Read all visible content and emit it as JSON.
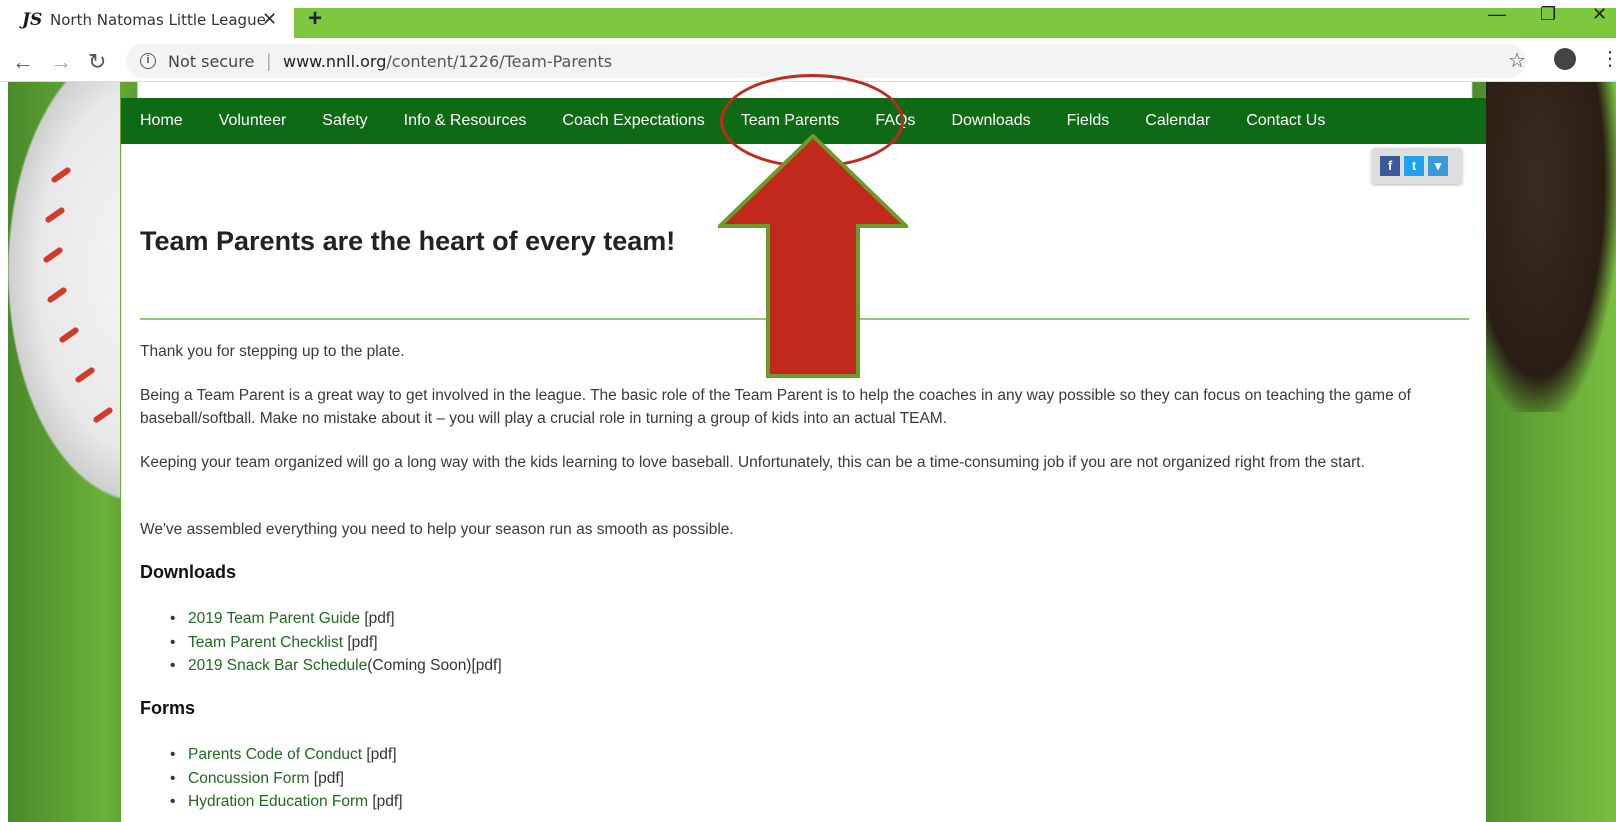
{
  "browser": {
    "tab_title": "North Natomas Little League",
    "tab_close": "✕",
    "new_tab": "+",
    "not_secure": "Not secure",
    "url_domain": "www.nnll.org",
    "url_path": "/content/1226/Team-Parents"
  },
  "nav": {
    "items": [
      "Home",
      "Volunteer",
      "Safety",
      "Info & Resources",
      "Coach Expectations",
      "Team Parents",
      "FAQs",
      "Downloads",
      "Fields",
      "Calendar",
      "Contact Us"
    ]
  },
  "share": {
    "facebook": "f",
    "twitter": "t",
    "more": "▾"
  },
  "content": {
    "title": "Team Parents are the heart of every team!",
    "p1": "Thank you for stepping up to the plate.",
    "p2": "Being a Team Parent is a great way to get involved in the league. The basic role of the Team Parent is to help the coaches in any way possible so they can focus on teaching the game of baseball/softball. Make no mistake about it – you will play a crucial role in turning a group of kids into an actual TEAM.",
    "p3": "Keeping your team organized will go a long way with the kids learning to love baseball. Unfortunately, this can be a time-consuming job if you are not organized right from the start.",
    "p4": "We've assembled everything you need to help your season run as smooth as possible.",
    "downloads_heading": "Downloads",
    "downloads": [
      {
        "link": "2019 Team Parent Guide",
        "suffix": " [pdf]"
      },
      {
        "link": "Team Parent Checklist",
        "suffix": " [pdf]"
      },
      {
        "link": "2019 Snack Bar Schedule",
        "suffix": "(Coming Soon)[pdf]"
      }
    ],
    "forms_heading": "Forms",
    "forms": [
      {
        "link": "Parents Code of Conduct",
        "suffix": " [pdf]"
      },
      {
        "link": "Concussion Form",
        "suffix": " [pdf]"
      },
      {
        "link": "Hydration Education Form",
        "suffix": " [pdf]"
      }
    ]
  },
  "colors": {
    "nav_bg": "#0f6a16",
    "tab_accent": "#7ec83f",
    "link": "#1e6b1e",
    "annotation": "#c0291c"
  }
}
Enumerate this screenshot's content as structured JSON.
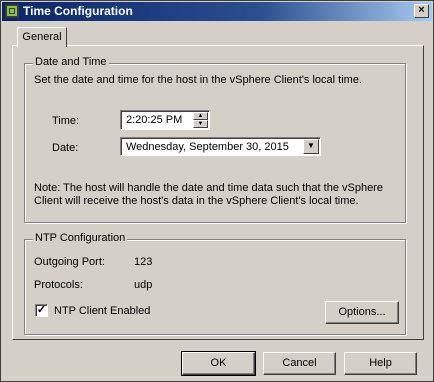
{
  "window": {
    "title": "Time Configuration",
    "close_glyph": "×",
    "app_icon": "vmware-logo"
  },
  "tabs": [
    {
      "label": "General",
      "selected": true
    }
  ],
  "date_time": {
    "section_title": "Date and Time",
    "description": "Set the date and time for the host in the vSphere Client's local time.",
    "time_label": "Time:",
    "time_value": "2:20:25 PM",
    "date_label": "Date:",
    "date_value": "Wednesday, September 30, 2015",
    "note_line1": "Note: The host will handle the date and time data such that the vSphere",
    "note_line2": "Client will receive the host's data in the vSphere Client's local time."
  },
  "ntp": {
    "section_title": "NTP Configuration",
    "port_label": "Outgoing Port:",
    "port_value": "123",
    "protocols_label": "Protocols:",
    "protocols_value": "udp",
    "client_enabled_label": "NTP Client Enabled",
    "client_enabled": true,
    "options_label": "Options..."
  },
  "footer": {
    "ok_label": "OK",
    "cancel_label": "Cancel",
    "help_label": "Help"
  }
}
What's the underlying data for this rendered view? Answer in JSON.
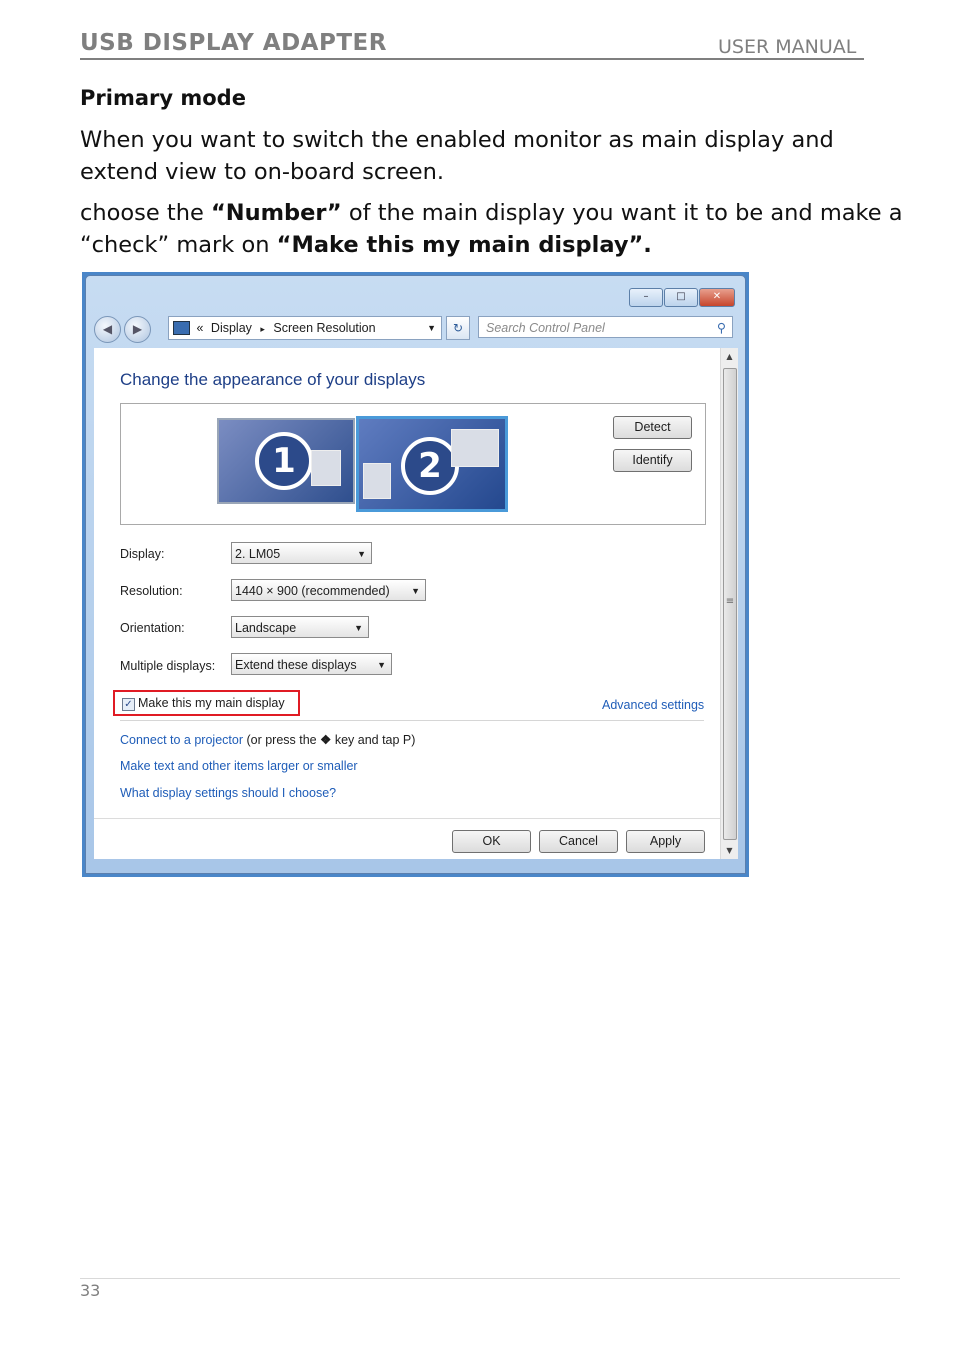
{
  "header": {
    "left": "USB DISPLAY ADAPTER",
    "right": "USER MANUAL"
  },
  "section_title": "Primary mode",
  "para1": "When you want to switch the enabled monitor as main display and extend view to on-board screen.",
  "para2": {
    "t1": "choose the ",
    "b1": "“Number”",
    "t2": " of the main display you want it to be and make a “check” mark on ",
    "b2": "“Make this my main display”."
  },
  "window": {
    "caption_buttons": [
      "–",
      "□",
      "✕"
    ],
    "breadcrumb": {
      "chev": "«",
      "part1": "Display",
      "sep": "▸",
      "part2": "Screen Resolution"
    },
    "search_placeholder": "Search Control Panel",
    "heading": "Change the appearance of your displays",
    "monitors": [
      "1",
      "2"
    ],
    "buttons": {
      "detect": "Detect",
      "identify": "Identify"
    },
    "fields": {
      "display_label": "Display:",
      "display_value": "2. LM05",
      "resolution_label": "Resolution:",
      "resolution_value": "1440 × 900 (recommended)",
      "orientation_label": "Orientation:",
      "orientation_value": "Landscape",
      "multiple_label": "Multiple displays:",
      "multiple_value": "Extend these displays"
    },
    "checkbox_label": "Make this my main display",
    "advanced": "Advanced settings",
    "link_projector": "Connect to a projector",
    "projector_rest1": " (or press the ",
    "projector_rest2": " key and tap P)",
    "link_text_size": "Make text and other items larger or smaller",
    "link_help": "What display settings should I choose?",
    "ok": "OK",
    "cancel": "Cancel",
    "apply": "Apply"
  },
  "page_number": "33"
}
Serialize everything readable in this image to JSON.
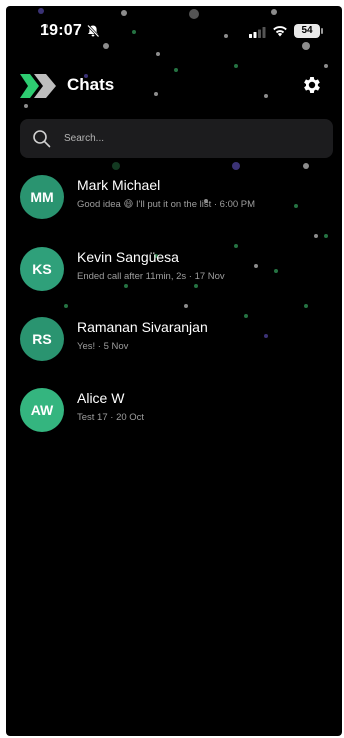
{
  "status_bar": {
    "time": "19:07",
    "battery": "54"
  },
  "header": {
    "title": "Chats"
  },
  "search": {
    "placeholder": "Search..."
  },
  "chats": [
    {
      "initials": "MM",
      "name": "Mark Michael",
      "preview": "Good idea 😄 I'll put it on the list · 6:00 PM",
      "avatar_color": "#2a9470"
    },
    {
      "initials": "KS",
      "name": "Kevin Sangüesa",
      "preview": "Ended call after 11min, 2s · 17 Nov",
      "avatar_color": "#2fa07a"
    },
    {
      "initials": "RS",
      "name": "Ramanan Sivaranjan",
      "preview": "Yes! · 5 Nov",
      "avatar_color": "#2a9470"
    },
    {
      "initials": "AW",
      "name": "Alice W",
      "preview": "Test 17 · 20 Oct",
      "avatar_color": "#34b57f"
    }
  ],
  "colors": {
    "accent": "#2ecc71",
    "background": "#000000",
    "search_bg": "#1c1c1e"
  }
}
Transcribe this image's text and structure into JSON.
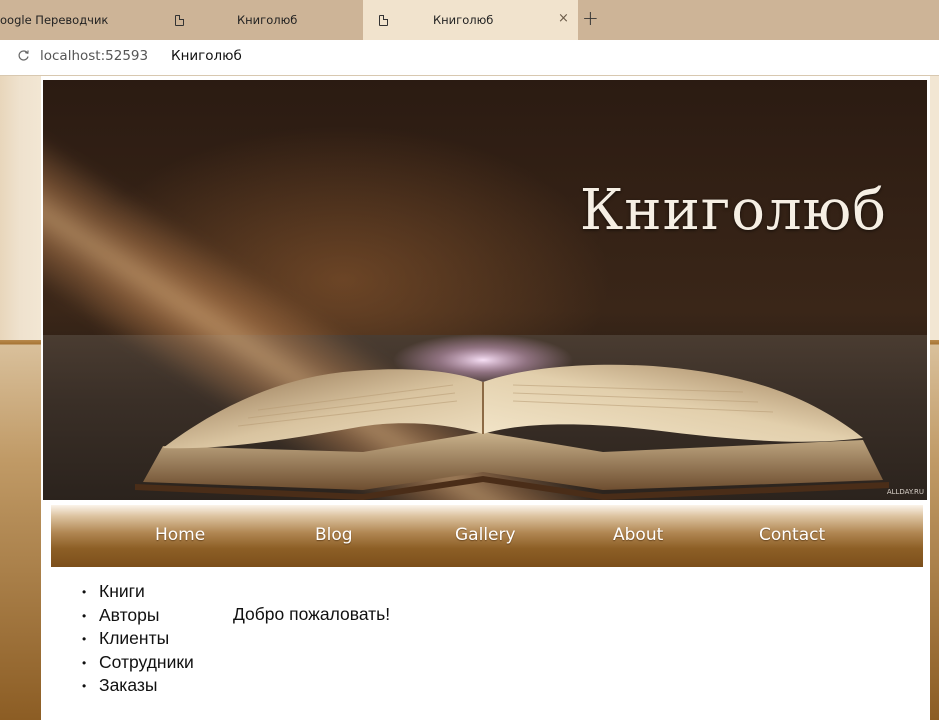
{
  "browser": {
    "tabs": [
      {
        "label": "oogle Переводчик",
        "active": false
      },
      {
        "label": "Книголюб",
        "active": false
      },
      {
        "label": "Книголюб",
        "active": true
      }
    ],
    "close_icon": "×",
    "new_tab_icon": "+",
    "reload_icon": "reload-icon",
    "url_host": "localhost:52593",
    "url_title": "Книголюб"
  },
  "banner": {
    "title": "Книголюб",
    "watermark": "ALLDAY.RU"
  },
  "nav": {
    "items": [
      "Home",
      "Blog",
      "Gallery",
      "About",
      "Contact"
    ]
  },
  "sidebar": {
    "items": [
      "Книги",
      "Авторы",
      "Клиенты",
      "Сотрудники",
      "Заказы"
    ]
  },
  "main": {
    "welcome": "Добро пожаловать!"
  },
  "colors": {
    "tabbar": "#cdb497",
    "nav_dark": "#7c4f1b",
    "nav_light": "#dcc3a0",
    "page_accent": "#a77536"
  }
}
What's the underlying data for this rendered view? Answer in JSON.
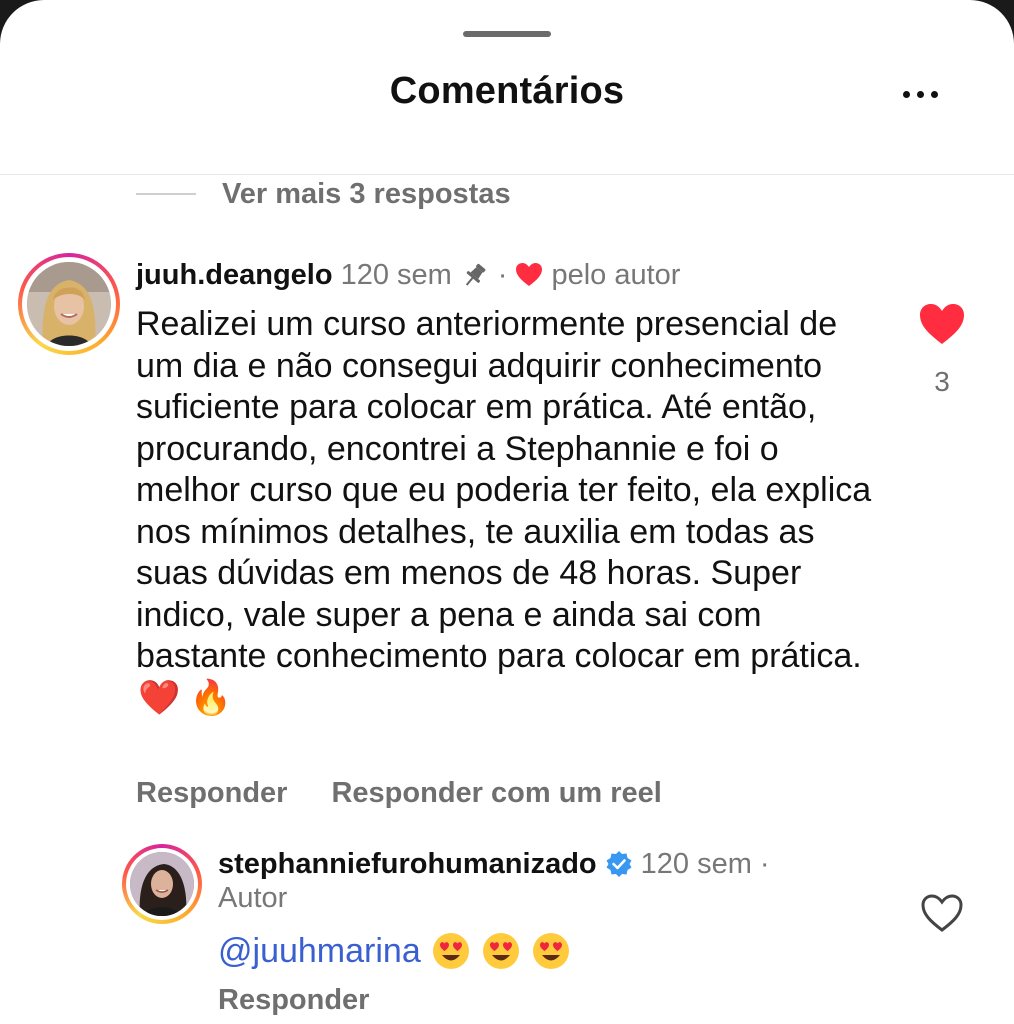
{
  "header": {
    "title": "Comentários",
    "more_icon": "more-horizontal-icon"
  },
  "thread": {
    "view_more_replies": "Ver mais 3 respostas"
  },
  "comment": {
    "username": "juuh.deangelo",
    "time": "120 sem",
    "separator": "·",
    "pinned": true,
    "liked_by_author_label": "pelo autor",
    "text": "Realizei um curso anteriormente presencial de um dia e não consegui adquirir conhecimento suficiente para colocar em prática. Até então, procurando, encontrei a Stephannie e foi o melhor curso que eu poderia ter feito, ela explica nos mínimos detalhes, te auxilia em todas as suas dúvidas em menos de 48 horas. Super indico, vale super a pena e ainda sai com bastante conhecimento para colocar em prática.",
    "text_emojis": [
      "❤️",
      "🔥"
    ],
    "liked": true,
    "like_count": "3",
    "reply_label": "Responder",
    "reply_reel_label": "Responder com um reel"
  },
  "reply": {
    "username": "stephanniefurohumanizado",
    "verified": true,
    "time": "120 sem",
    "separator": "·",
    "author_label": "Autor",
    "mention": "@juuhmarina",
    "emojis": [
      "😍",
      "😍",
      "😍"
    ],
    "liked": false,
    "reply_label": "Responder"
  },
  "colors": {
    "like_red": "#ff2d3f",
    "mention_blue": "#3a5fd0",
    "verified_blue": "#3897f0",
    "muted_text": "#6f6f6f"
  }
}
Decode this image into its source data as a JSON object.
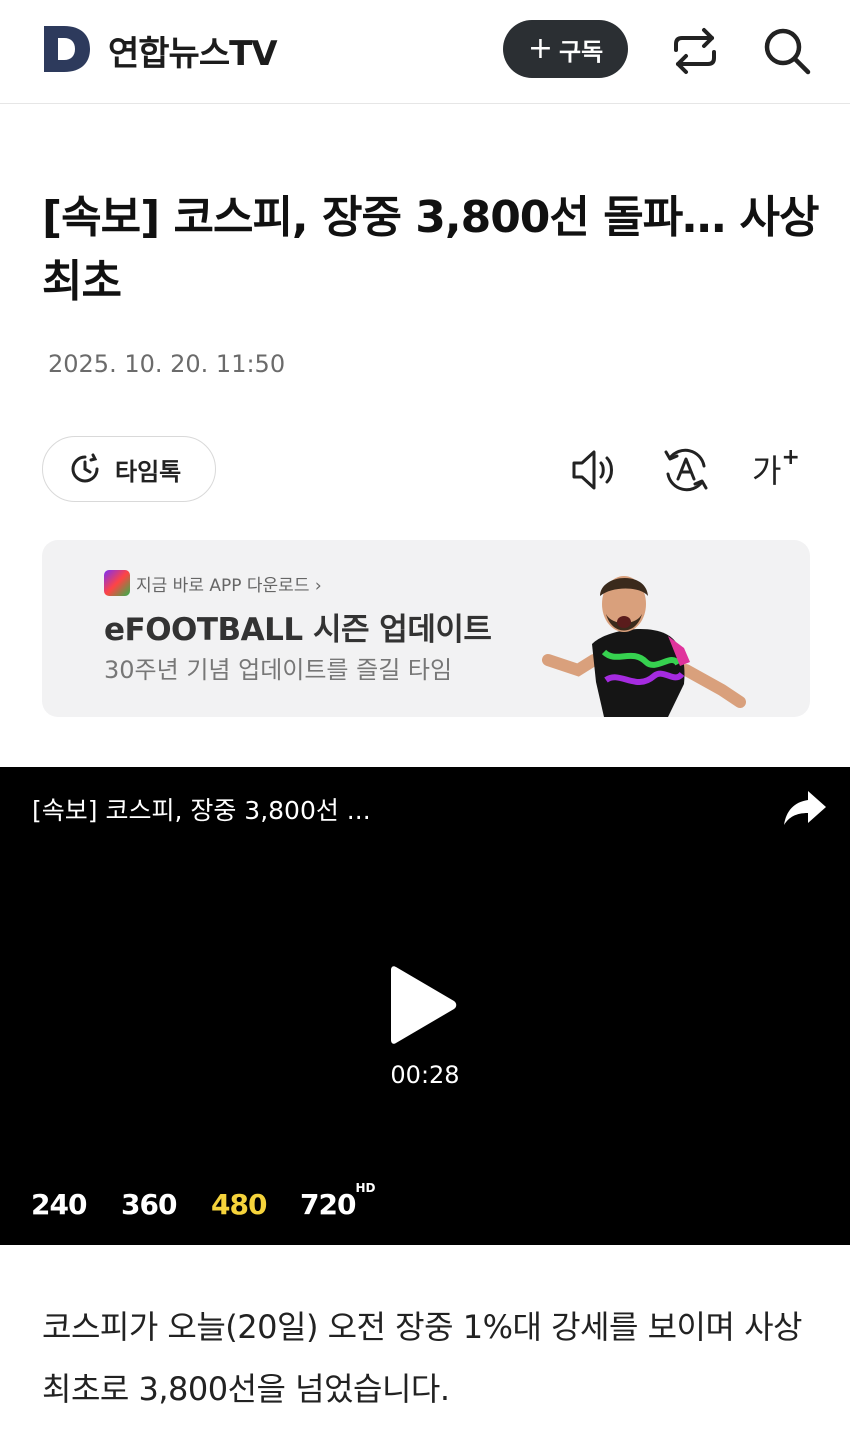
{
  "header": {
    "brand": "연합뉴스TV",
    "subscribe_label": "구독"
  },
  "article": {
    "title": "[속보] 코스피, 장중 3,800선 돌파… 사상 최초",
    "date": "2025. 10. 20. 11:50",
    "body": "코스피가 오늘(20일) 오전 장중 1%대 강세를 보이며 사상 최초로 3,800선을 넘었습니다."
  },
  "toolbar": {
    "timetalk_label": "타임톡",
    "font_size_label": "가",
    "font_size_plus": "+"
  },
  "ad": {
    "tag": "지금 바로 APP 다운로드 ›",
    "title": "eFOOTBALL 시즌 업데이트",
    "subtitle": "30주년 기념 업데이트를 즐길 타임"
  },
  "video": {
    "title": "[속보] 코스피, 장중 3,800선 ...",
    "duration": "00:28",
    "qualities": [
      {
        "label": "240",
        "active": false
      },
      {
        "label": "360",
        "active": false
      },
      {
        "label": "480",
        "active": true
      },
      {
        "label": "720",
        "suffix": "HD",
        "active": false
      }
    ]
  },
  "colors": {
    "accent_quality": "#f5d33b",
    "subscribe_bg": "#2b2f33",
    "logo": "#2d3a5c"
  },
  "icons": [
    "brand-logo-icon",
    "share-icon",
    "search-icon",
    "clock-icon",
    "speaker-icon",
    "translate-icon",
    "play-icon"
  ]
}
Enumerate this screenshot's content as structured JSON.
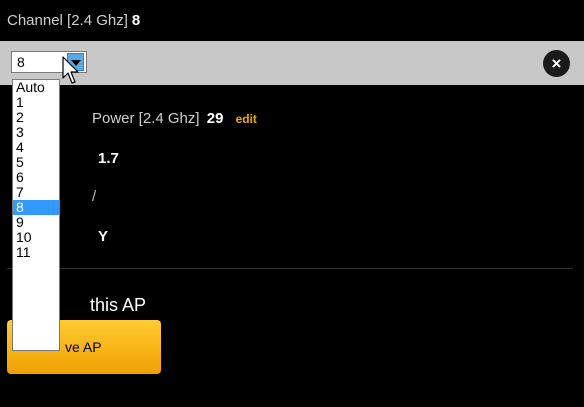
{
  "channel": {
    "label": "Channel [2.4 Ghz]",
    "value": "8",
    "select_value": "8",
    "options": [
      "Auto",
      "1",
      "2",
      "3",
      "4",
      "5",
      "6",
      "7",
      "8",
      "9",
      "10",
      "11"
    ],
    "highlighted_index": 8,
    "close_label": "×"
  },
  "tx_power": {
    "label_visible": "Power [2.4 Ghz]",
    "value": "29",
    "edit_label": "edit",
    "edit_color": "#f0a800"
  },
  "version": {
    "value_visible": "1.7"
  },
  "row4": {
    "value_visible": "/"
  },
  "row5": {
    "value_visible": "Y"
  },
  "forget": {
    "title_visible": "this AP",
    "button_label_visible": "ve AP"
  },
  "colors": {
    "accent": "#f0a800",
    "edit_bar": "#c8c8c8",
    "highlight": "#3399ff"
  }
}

--------------------------------------------------

> **Task objective**: Among the lines above, count those containing the word "kids" and give nothing but the result.

> **Answer in full**: 2